» **What the task requires**:
Write out all of the data without omission, exactly as shown.

» **Listed records**:
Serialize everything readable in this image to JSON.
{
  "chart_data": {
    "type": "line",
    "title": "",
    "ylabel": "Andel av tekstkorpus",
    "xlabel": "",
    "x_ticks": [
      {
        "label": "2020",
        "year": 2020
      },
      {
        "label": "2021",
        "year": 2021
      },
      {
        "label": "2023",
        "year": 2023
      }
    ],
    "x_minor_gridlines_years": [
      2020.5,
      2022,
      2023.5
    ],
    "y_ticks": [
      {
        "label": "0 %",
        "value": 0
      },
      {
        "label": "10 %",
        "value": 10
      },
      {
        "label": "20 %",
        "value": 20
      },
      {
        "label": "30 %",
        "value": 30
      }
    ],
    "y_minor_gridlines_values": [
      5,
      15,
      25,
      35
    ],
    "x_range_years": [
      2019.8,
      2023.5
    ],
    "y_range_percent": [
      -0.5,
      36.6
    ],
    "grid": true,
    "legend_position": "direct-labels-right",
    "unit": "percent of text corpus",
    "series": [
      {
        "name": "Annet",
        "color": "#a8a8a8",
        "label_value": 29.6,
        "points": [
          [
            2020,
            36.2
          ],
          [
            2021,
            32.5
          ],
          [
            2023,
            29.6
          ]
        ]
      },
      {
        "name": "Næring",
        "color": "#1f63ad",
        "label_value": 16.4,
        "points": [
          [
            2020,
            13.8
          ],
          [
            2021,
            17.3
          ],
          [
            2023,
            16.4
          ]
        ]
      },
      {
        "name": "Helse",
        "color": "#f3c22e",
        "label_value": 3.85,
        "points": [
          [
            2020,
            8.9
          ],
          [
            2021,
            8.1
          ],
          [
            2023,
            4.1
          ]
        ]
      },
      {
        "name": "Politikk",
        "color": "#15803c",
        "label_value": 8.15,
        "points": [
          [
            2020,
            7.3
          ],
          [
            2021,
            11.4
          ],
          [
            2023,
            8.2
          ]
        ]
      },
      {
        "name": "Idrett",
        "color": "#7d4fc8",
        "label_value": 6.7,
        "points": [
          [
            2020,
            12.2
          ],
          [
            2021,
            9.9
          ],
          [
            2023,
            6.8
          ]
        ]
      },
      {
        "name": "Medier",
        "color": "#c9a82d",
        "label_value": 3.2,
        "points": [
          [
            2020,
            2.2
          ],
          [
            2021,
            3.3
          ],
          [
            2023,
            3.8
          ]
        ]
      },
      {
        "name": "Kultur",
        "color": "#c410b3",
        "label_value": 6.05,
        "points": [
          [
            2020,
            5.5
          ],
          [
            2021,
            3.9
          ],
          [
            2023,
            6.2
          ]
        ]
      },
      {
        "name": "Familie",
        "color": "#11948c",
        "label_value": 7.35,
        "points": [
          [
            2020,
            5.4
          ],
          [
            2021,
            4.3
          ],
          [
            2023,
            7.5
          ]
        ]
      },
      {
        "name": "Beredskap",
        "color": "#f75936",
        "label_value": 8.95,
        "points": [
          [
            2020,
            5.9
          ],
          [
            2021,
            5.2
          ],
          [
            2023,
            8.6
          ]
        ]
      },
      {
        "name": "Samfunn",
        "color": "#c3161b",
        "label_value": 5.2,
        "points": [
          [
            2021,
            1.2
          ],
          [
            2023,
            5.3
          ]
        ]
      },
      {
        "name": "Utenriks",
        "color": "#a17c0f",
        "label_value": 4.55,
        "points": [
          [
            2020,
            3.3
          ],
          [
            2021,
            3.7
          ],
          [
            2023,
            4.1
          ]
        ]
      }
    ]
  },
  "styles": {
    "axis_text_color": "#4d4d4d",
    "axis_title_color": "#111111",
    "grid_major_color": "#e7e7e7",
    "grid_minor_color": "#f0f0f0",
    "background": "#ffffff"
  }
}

» **The solution**:
Serialize everything readable in this image to JSON.
{
  "chart_data": {
    "type": "line",
    "title": "",
    "ylabel": "Andel av tekstkorpus",
    "xlabel": "",
    "x_ticks": [
      {
        "label": "2020",
        "year": 2020
      },
      {
        "label": "2021",
        "year": 2021
      },
      {
        "label": "2023",
        "year": 2023
      }
    ],
    "x_minor_gridlines_years": [
      2020.5,
      2022,
      2023.5
    ],
    "y_ticks": [
      {
        "label": "0 %",
        "value": 0
      },
      {
        "label": "10 %",
        "value": 10
      },
      {
        "label": "20 %",
        "value": 20
      },
      {
        "label": "30 %",
        "value": 30
      }
    ],
    "y_minor_gridlines_values": [
      5,
      15,
      25,
      35
    ],
    "x_range_years": [
      2019.8,
      2023.5
    ],
    "y_range_percent": [
      -0.5,
      36.6
    ],
    "grid": true,
    "legend_position": "direct-labels-right",
    "unit": "percent of text corpus",
    "series": [
      {
        "name": "Annet",
        "color": "#a8a8a8",
        "label_value": 29.6,
        "points": [
          [
            2020,
            36.2
          ],
          [
            2021,
            32.5
          ],
          [
            2023,
            29.6
          ]
        ]
      },
      {
        "name": "Næring",
        "color": "#1f63ad",
        "label_value": 16.4,
        "points": [
          [
            2020,
            13.8
          ],
          [
            2021,
            17.3
          ],
          [
            2023,
            16.4
          ]
        ]
      },
      {
        "name": "Helse",
        "color": "#f3c22e",
        "label_value": 3.85,
        "points": [
          [
            2020,
            8.9
          ],
          [
            2021,
            8.1
          ],
          [
            2023,
            4.1
          ]
        ]
      },
      {
        "name": "Politikk",
        "color": "#15803c",
        "label_value": 8.15,
        "points": [
          [
            2020,
            7.3
          ],
          [
            2021,
            11.4
          ],
          [
            2023,
            8.2
          ]
        ]
      },
      {
        "name": "Idrett",
        "color": "#7d4fc8",
        "label_value": 6.7,
        "points": [
          [
            2020,
            12.2
          ],
          [
            2021,
            9.9
          ],
          [
            2023,
            6.8
          ]
        ]
      },
      {
        "name": "Medier",
        "color": "#c9a82d",
        "label_value": 3.2,
        "points": [
          [
            2020,
            2.2
          ],
          [
            2021,
            3.3
          ],
          [
            2023,
            3.8
          ]
        ]
      },
      {
        "name": "Kultur",
        "color": "#c410b3",
        "label_value": 6.05,
        "points": [
          [
            2020,
            5.5
          ],
          [
            2021,
            3.9
          ],
          [
            2023,
            6.2
          ]
        ]
      },
      {
        "name": "Familie",
        "color": "#11948c",
        "label_value": 7.35,
        "points": [
          [
            2020,
            5.4
          ],
          [
            2021,
            4.3
          ],
          [
            2023,
            7.5
          ]
        ]
      },
      {
        "name": "Beredskap",
        "color": "#f75936",
        "label_value": 8.95,
        "points": [
          [
            2020,
            5.9
          ],
          [
            2021,
            5.2
          ],
          [
            2023,
            8.6
          ]
        ]
      },
      {
        "name": "Samfunn",
        "color": "#c3161b",
        "label_value": 5.2,
        "points": [
          [
            2021,
            1.2
          ],
          [
            2023,
            5.3
          ]
        ]
      },
      {
        "name": "Utenriks",
        "color": "#a17c0f",
        "label_value": 4.55,
        "points": [
          [
            2020,
            3.3
          ],
          [
            2021,
            3.7
          ],
          [
            2023,
            4.1
          ]
        ]
      }
    ]
  },
  "styles": {
    "axis_text_color": "#4d4d4d",
    "axis_title_color": "#111111",
    "grid_major_color": "#e7e7e7",
    "grid_minor_color": "#f0f0f0",
    "background": "#ffffff"
  }
}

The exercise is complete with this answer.